* Exercise *
Could you reproduce every one of the items below without changing a single character?

····················

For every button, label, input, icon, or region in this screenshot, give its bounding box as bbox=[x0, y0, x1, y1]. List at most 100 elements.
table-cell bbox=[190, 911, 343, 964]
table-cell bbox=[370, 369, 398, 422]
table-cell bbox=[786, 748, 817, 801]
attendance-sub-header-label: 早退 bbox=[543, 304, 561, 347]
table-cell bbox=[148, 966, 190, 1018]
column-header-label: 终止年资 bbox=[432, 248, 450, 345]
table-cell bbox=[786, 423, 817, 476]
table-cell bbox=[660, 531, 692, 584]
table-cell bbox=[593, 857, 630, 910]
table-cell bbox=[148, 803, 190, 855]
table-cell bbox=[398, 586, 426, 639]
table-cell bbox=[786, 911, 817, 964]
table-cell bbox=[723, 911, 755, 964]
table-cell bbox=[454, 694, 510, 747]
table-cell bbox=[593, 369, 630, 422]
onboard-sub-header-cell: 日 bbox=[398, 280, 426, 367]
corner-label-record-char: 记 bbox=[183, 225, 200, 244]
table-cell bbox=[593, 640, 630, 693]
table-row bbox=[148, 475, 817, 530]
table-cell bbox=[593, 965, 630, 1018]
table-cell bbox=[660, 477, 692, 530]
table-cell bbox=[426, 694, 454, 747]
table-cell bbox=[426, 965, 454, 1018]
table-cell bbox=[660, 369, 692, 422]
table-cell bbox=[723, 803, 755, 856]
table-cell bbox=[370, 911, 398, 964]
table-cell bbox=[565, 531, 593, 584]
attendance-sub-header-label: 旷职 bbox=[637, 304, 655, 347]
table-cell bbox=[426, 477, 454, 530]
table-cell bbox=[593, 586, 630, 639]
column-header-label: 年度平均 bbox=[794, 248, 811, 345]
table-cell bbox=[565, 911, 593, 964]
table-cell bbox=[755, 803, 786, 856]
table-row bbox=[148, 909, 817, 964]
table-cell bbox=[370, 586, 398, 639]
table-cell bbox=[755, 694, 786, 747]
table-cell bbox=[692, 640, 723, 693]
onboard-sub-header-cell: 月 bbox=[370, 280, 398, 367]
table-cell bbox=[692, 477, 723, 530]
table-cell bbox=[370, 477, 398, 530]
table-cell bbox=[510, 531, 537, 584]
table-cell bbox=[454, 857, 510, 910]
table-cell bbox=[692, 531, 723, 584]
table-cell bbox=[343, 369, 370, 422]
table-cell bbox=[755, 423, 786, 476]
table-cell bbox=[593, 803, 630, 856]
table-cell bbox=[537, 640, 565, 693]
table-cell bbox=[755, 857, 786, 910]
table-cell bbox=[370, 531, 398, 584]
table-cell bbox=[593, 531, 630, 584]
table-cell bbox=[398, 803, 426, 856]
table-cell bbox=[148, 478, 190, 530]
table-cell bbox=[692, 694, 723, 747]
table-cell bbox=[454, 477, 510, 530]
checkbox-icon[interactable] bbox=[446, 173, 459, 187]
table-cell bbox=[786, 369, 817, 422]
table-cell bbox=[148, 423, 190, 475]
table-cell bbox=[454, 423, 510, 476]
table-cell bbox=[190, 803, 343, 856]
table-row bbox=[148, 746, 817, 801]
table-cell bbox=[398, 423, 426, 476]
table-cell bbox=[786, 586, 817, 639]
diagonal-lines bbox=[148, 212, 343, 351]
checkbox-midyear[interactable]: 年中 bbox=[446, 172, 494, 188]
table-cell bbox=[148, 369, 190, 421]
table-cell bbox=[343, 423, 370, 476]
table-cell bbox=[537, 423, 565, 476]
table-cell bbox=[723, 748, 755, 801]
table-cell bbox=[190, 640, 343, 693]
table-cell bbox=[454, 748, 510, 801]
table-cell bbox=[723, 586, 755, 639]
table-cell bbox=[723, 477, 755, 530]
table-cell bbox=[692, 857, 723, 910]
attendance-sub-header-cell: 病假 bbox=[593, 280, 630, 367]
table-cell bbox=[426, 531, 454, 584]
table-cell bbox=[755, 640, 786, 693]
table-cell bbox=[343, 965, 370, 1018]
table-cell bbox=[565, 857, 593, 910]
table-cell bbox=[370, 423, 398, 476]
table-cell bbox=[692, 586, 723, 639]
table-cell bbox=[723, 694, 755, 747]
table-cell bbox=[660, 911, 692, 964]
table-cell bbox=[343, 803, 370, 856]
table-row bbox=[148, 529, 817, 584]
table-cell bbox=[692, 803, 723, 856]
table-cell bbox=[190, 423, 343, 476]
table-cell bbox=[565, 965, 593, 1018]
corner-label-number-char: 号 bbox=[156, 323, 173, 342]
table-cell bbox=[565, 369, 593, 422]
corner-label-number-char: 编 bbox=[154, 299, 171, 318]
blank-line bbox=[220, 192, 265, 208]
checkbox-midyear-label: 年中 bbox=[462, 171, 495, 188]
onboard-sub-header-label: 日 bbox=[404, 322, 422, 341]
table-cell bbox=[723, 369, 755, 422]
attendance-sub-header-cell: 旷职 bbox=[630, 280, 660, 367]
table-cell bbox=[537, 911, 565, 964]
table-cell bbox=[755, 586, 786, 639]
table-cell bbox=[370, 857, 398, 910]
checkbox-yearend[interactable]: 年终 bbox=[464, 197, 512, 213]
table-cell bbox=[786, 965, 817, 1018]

····················

* Result below *
For every button, label, input, icon, or region in this screenshot, give its bounding box as bbox=[x0, y0, x1, y1]. List at most 100 elements.
table-cell bbox=[190, 911, 343, 964]
table-cell bbox=[370, 369, 398, 422]
table-cell bbox=[786, 748, 817, 801]
attendance-sub-header-label: 早退 bbox=[543, 304, 561, 347]
table-cell bbox=[148, 966, 190, 1018]
column-header-label: 终止年资 bbox=[432, 248, 450, 345]
table-cell bbox=[786, 423, 817, 476]
table-cell bbox=[660, 531, 692, 584]
table-cell bbox=[593, 857, 630, 910]
table-cell bbox=[148, 803, 190, 855]
table-cell bbox=[398, 586, 426, 639]
table-cell bbox=[786, 911, 817, 964]
table-cell bbox=[723, 911, 755, 964]
table-cell bbox=[454, 694, 510, 747]
table-cell bbox=[593, 369, 630, 422]
onboard-sub-header-cell: 日 bbox=[398, 280, 426, 367]
corner-label-record-char: 记 bbox=[183, 225, 200, 244]
table-cell bbox=[593, 640, 630, 693]
table-row bbox=[148, 475, 817, 530]
table-cell bbox=[593, 965, 630, 1018]
table-cell bbox=[660, 477, 692, 530]
table-cell bbox=[426, 694, 454, 747]
table-cell bbox=[426, 965, 454, 1018]
table-cell bbox=[660, 369, 692, 422]
table-cell bbox=[723, 803, 755, 856]
table-cell bbox=[370, 911, 398, 964]
table-cell bbox=[565, 531, 593, 584]
attendance-sub-header-label: 旷职 bbox=[637, 304, 655, 347]
table-cell bbox=[426, 477, 454, 530]
table-cell bbox=[593, 586, 630, 639]
column-header-label: 年度平均 bbox=[794, 248, 811, 345]
table-cell bbox=[565, 911, 593, 964]
table-cell bbox=[755, 803, 786, 856]
table-row bbox=[148, 909, 817, 964]
table-cell bbox=[370, 586, 398, 639]
table-cell bbox=[755, 694, 786, 747]
table-cell bbox=[692, 640, 723, 693]
onboard-sub-header-cell: 月 bbox=[370, 280, 398, 367]
table-cell bbox=[692, 477, 723, 530]
table-cell bbox=[370, 477, 398, 530]
table-cell bbox=[510, 531, 537, 584]
table-cell bbox=[454, 857, 510, 910]
table-cell bbox=[692, 531, 723, 584]
table-cell bbox=[343, 369, 370, 422]
table-cell bbox=[755, 423, 786, 476]
table-cell bbox=[593, 803, 630, 856]
table-cell bbox=[537, 640, 565, 693]
table-cell bbox=[755, 857, 786, 910]
table-cell bbox=[370, 531, 398, 584]
table-cell bbox=[593, 531, 630, 584]
table-cell bbox=[398, 803, 426, 856]
table-cell bbox=[148, 478, 190, 530]
table-cell bbox=[692, 694, 723, 747]
table-cell bbox=[454, 477, 510, 530]
checkbox-icon[interactable] bbox=[446, 173, 459, 187]
table-cell bbox=[786, 369, 817, 422]
table-cell bbox=[148, 423, 190, 475]
table-cell bbox=[454, 423, 510, 476]
table-cell bbox=[190, 803, 343, 856]
table-row bbox=[148, 746, 817, 801]
table-cell bbox=[398, 423, 426, 476]
table-cell bbox=[786, 586, 817, 639]
diagonal-lines bbox=[148, 212, 343, 351]
checkbox-midyear[interactable]: 年中 bbox=[446, 172, 494, 188]
table-cell bbox=[148, 369, 190, 421]
table-cell bbox=[343, 423, 370, 476]
table-cell bbox=[537, 423, 565, 476]
table-cell bbox=[723, 748, 755, 801]
table-cell bbox=[190, 640, 343, 693]
table-cell bbox=[454, 748, 510, 801]
table-cell bbox=[723, 586, 755, 639]
table-cell bbox=[723, 477, 755, 530]
table-cell bbox=[692, 857, 723, 910]
attendance-sub-header-cell: 病假 bbox=[593, 280, 630, 367]
table-cell bbox=[426, 531, 454, 584]
table-cell bbox=[755, 640, 786, 693]
table-cell bbox=[343, 965, 370, 1018]
table-cell bbox=[565, 857, 593, 910]
table-cell bbox=[370, 423, 398, 476]
table-cell bbox=[692, 586, 723, 639]
table-cell bbox=[723, 694, 755, 747]
table-cell bbox=[660, 911, 692, 964]
table-cell bbox=[343, 803, 370, 856]
table-row bbox=[148, 529, 817, 584]
table-cell bbox=[692, 803, 723, 856]
table-cell bbox=[190, 423, 343, 476]
table-cell bbox=[565, 965, 593, 1018]
corner-label-number-char: 号 bbox=[156, 323, 173, 342]
table-cell bbox=[565, 369, 593, 422]
corner-label-number-char: 编 bbox=[154, 299, 171, 318]
blank-line bbox=[220, 192, 265, 208]
checkbox-midyear-label: 年中 bbox=[462, 171, 495, 188]
onboard-sub-header-label: 日 bbox=[404, 322, 422, 341]
table-cell bbox=[723, 369, 755, 422]
attendance-sub-header-cell: 旷职 bbox=[630, 280, 660, 367]
table-cell bbox=[537, 911, 565, 964]
table-cell bbox=[755, 586, 786, 639]
table-cell bbox=[370, 857, 398, 910]
checkbox-yearend[interactable]: 年终 bbox=[464, 197, 512, 213]
table-cell bbox=[786, 965, 817, 1018]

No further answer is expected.